#### Materials provided ####
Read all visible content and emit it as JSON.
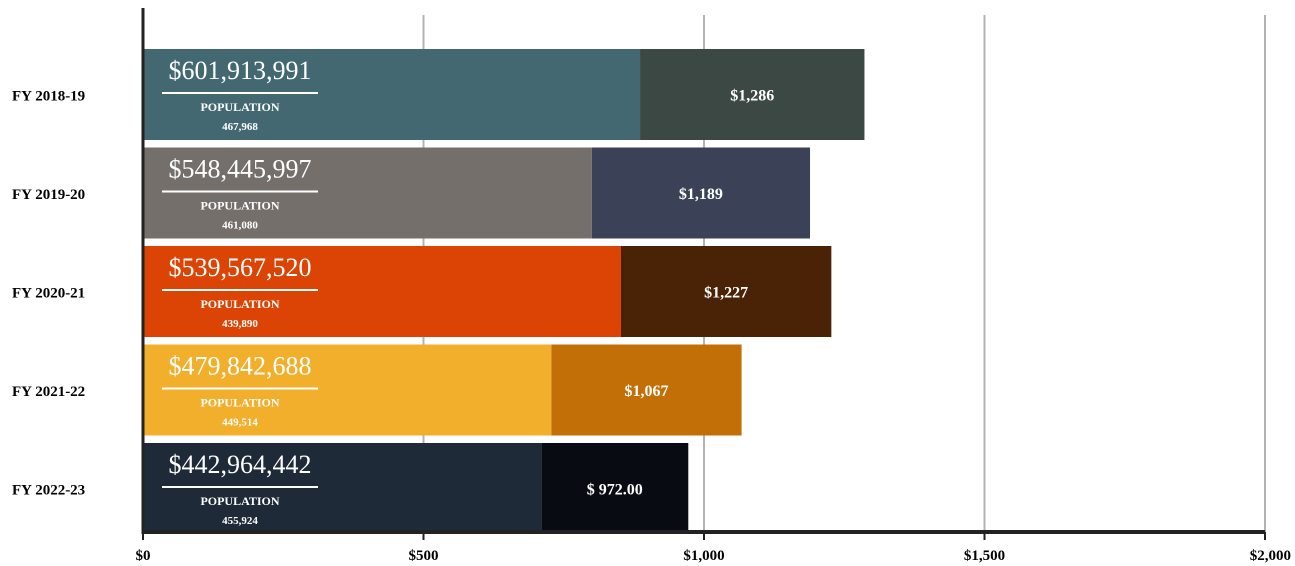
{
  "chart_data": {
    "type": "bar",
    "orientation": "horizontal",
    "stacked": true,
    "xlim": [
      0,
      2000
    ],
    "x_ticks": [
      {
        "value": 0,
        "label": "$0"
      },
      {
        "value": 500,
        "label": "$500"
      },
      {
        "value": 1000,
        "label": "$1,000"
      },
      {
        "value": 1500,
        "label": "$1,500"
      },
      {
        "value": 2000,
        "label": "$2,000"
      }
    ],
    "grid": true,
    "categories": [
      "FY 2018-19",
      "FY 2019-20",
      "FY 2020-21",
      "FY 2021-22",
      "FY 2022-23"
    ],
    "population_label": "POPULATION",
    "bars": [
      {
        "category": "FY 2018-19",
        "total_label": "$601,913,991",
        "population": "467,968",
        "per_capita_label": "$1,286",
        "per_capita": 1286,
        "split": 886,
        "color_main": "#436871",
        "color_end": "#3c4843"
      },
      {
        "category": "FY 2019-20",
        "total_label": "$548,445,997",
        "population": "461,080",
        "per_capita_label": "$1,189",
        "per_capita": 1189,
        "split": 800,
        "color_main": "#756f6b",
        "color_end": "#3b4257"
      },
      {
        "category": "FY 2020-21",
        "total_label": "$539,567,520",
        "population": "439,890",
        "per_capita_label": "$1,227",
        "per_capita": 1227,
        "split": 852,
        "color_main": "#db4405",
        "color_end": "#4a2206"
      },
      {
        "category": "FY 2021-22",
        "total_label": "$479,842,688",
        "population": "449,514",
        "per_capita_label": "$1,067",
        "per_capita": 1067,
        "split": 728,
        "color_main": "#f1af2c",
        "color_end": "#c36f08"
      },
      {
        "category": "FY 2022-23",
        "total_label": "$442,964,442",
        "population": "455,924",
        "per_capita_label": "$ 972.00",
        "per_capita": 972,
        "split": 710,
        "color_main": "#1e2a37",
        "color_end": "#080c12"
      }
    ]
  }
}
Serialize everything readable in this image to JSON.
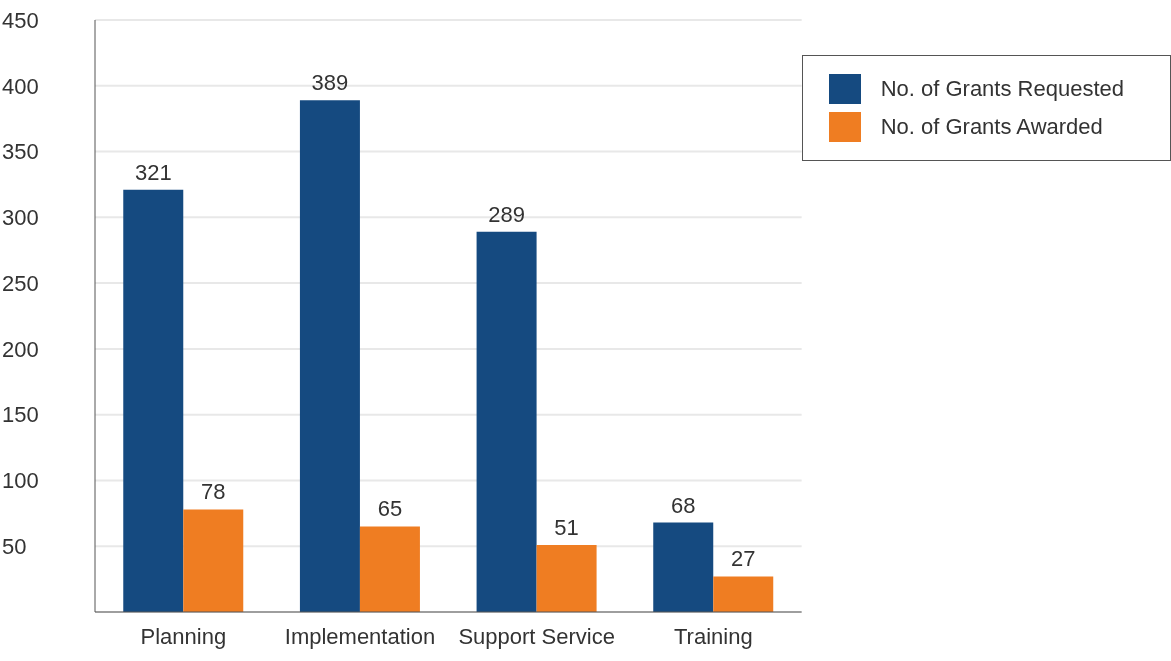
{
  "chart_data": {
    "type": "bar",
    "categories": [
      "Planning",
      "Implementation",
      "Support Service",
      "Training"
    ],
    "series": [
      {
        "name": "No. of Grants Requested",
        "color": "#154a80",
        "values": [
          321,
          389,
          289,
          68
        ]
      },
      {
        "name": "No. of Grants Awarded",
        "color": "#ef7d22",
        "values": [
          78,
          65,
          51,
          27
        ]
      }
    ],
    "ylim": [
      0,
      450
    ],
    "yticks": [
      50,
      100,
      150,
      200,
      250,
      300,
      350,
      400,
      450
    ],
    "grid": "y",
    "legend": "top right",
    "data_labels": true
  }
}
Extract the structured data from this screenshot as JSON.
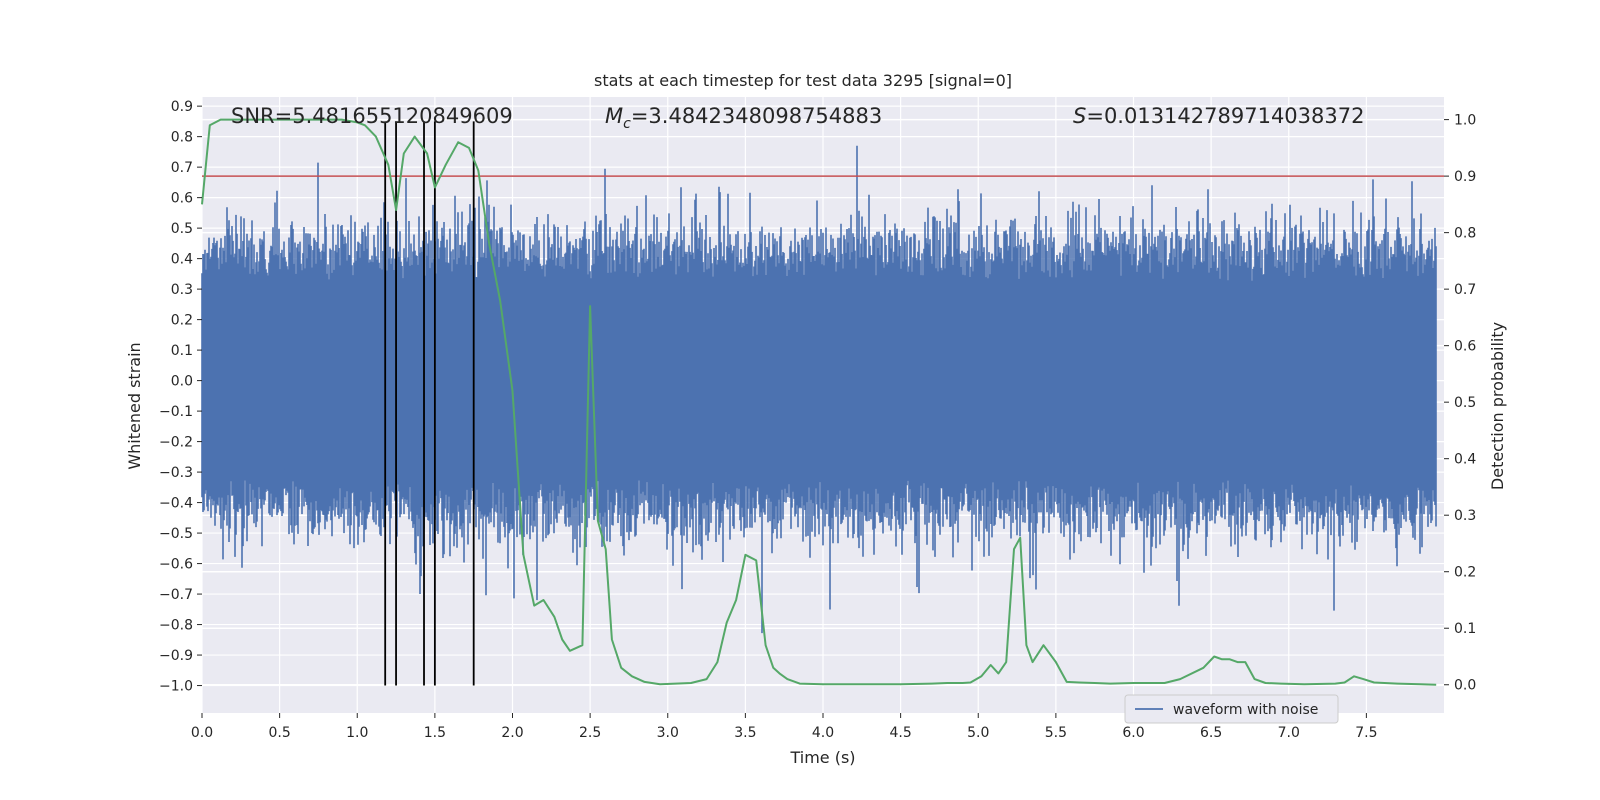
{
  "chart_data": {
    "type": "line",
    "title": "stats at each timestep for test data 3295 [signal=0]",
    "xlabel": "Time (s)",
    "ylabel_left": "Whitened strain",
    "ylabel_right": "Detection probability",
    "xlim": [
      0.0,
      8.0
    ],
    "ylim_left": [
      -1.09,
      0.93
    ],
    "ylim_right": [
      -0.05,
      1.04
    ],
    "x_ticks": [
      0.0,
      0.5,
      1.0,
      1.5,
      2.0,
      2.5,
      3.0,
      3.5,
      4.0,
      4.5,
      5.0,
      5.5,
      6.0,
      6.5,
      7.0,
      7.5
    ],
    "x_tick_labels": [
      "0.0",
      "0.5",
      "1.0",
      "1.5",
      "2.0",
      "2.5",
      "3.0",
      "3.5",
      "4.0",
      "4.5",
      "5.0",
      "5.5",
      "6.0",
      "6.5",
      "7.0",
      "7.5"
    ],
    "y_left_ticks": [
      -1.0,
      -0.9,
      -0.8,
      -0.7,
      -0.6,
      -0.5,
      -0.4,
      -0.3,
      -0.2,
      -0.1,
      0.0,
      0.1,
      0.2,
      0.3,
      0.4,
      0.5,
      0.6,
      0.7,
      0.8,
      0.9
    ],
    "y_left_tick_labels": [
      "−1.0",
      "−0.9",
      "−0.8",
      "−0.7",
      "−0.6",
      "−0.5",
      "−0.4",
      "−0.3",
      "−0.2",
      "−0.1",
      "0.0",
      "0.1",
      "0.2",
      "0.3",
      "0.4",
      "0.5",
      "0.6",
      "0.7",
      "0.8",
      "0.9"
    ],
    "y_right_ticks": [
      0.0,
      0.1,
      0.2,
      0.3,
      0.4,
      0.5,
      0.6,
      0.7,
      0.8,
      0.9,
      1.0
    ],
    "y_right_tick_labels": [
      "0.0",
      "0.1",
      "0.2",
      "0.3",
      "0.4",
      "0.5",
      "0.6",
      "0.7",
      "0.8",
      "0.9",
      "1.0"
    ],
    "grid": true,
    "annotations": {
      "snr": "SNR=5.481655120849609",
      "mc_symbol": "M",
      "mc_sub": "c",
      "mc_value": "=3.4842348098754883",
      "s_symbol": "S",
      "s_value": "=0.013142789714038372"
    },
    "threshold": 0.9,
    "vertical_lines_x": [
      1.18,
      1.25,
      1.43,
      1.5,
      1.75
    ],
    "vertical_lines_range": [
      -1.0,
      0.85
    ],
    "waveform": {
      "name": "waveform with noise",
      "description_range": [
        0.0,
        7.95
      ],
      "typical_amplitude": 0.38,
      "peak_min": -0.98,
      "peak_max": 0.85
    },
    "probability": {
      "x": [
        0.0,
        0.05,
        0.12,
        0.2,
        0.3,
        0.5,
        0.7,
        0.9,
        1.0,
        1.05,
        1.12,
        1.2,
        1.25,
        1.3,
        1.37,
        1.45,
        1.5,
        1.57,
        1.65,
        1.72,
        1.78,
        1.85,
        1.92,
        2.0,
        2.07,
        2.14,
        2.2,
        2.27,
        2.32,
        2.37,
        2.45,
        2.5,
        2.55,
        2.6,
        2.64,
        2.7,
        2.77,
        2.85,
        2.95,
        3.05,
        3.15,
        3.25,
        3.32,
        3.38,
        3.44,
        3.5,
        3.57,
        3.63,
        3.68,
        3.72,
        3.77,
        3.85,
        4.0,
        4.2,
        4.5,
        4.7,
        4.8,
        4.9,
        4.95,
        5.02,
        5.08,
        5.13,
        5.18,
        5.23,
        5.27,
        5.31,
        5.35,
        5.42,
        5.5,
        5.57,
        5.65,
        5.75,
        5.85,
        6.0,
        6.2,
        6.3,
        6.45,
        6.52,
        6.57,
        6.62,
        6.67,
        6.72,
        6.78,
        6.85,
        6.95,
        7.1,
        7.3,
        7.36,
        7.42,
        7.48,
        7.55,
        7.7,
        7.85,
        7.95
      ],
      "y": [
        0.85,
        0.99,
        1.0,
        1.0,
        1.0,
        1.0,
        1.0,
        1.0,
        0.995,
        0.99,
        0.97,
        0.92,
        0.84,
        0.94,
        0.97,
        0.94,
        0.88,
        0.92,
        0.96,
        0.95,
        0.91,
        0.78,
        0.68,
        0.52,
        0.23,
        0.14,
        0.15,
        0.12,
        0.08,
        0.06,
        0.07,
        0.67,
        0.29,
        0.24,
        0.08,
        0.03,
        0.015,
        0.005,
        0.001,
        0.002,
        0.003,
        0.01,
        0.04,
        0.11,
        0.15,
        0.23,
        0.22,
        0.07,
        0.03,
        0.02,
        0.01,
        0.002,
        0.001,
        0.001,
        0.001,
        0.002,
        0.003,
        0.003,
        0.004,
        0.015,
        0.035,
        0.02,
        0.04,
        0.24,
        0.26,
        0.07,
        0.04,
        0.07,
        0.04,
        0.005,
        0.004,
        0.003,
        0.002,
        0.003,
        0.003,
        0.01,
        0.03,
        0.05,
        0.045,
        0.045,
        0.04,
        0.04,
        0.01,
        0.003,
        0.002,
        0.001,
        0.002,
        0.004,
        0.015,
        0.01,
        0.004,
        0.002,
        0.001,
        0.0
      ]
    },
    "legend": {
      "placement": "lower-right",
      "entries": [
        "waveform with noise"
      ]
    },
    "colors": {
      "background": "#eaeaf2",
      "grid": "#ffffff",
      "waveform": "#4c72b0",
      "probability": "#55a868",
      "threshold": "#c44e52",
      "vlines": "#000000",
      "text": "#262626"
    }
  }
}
####
→ **What the task requires**
Copy each line of the records containing the string "noise".

→ **Correct result**
      "name": "waveform with noise",
        "waveform with noise"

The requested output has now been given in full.